## [WRITTEN EXERCISE]
Repeat the listing that follows, character for character, minus the pictures.

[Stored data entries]
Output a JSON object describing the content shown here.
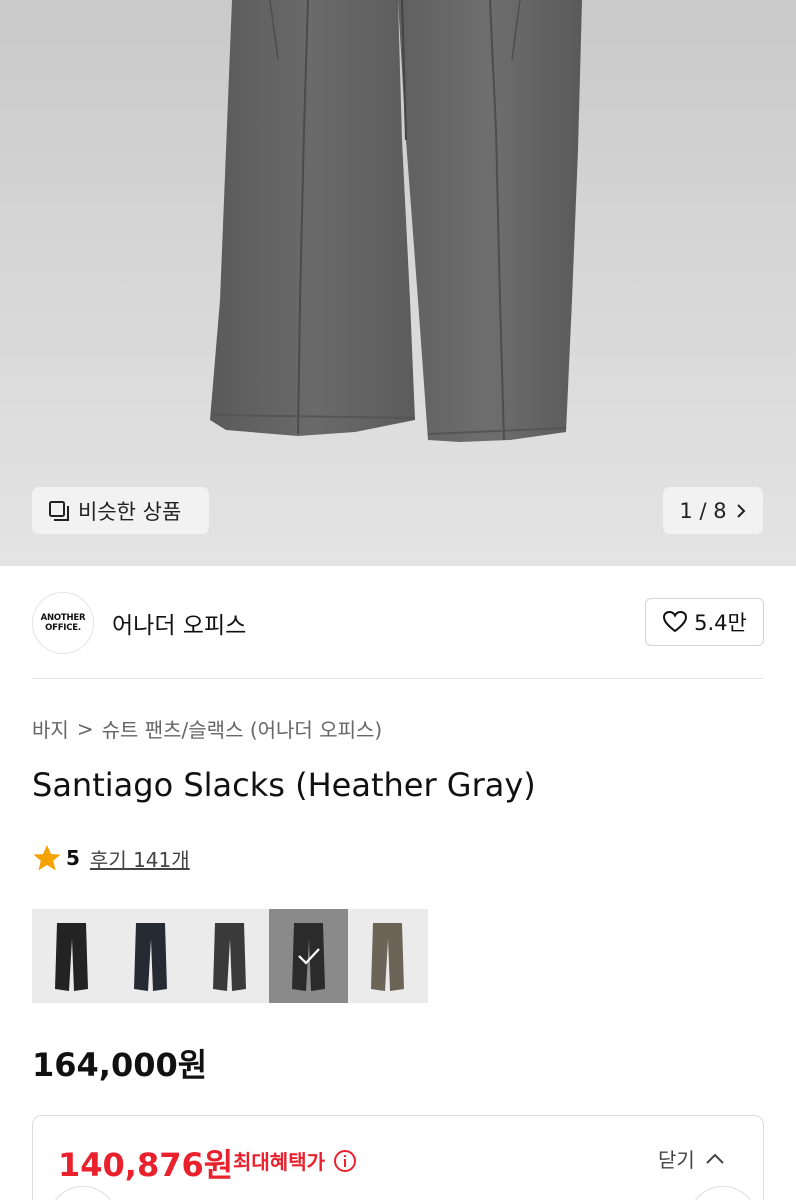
{
  "gallery": {
    "similar_label": "비슷한 상품",
    "counter": "1 / 8"
  },
  "brand": {
    "logo_line1": "ANOTHER",
    "logo_line2": "OFFICE.",
    "name": "어나더 오피스",
    "likes": "5.4만"
  },
  "breadcrumb": {
    "level1": "바지",
    "separator": ">",
    "level2": "슈트 팬츠/슬랙스 (어나더 오피스)"
  },
  "product": {
    "title": "Santiago Slacks (Heather Gray)",
    "rating": "5",
    "reviews": "후기 141개",
    "price": "164,000원"
  },
  "swatches": [
    {
      "name": "black",
      "color": "#232323",
      "selected": false
    },
    {
      "name": "navy",
      "color": "#262a33",
      "selected": false
    },
    {
      "name": "charcoal",
      "color": "#3a3a3a",
      "selected": false
    },
    {
      "name": "heather-gray",
      "color": "#2b2b2b",
      "selected": true
    },
    {
      "name": "khaki",
      "color": "#6b6457",
      "selected": false
    }
  ],
  "benefit": {
    "price": "140,876원",
    "label": "최대혜택가",
    "close_label": "닫기"
  },
  "colors": {
    "accent_red": "#e8212d",
    "star": "#f5a300"
  }
}
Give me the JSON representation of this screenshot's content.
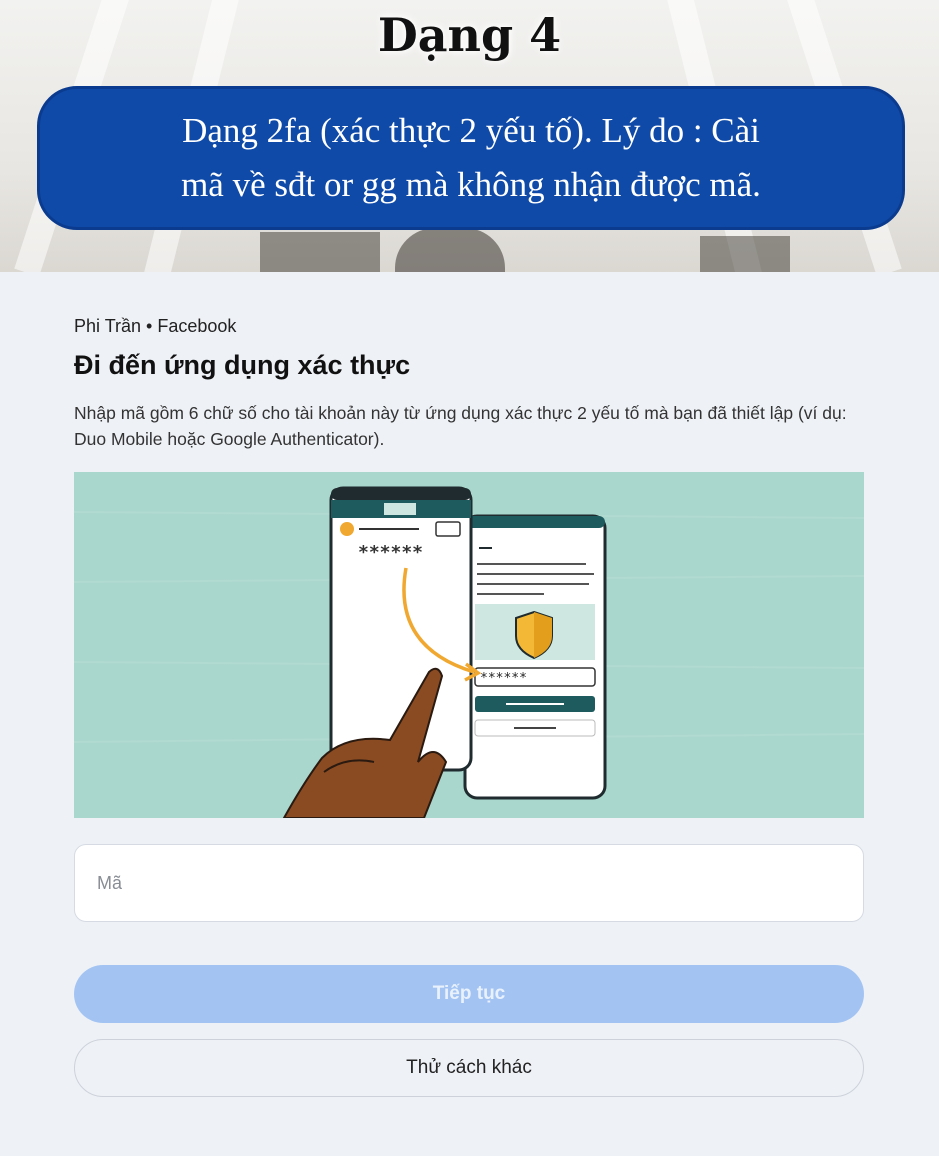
{
  "banner": {
    "heading": "Dạng 4",
    "callout_line1": "Dạng 2fa (xác thực 2 yếu tố). Lý do : Cài",
    "callout_line2": "mã về sđt or gg mà không nhận được mã.",
    "callout_color": "#0f4aa8"
  },
  "page": {
    "breadcrumb": "Phi Trần • Facebook",
    "title": "Đi đến ứng dụng xác thực",
    "description": "Nhập mã gồm 6 chữ số cho tài khoản này từ ứng dụng xác thực 2 yếu tố mà bạn đã thiết lập (ví dụ: Duo Mobile hoặc Google Authenticator).",
    "illustration": {
      "masked_code_left": "******",
      "masked_code_right": "******",
      "background_color": "#a9d6cd",
      "accent_color": "#1e5b5e",
      "icons": [
        "phone-left-icon",
        "phone-right-icon",
        "shield-icon",
        "pointing-hand-icon",
        "arrow-icon"
      ]
    },
    "code_input": {
      "placeholder": "Mã",
      "value": ""
    },
    "continue_button": "Tiếp tục",
    "other_way_button": "Thử cách khác",
    "primary_color": "#a3c4f3"
  }
}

## [TASK SOLUTION]
Output a JSON object describing the content shown here.
{
  "gallery": {
    "similar_label": "비슷한 상품",
    "counter": "1 / 8"
  },
  "brand": {
    "logo_line1": "ANOTHER",
    "logo_line2": "OFFICE.",
    "name": "어나더 오피스",
    "likes": "5.4만"
  },
  "breadcrumb": {
    "level1": "바지",
    "separator": ">",
    "level2": "슈트 팬츠/슬랙스 (어나더 오피스)"
  },
  "product": {
    "title": "Santiago Slacks (Heather Gray)",
    "rating": "5",
    "reviews": "후기 141개",
    "price": "164,000원"
  },
  "swatches": [
    {
      "name": "black",
      "color": "#232323",
      "selected": false
    },
    {
      "name": "navy",
      "color": "#262a33",
      "selected": false
    },
    {
      "name": "charcoal",
      "color": "#3a3a3a",
      "selected": false
    },
    {
      "name": "heather-gray",
      "color": "#2b2b2b",
      "selected": true
    },
    {
      "name": "khaki",
      "color": "#6b6457",
      "selected": false
    }
  ],
  "benefit": {
    "price": "140,876원",
    "label": "최대혜택가",
    "close_label": "닫기"
  },
  "colors": {
    "accent_red": "#e8212d",
    "star": "#f5a300"
  }
}
Give me the JSON representation of this screenshot's content.
{
  "banner": {
    "heading": "Dạng 4",
    "callout_line1": "Dạng 2fa (xác thực 2 yếu tố). Lý do : Cài",
    "callout_line2": "mã về sđt or gg mà không nhận được mã.",
    "callout_color": "#0f4aa8"
  },
  "page": {
    "breadcrumb": "Phi Trần • Facebook",
    "title": "Đi đến ứng dụng xác thực",
    "description": "Nhập mã gồm 6 chữ số cho tài khoản này từ ứng dụng xác thực 2 yếu tố mà bạn đã thiết lập (ví dụ: Duo Mobile hoặc Google Authenticator).",
    "illustration": {
      "masked_code_left": "******",
      "masked_code_right": "******",
      "background_color": "#a9d6cd",
      "accent_color": "#1e5b5e",
      "icons": [
        "phone-left-icon",
        "phone-right-icon",
        "shield-icon",
        "pointing-hand-icon",
        "arrow-icon"
      ]
    },
    "code_input": {
      "placeholder": "Mã",
      "value": ""
    },
    "continue_button": "Tiếp tục",
    "other_way_button": "Thử cách khác",
    "primary_color": "#a3c4f3"
  }
}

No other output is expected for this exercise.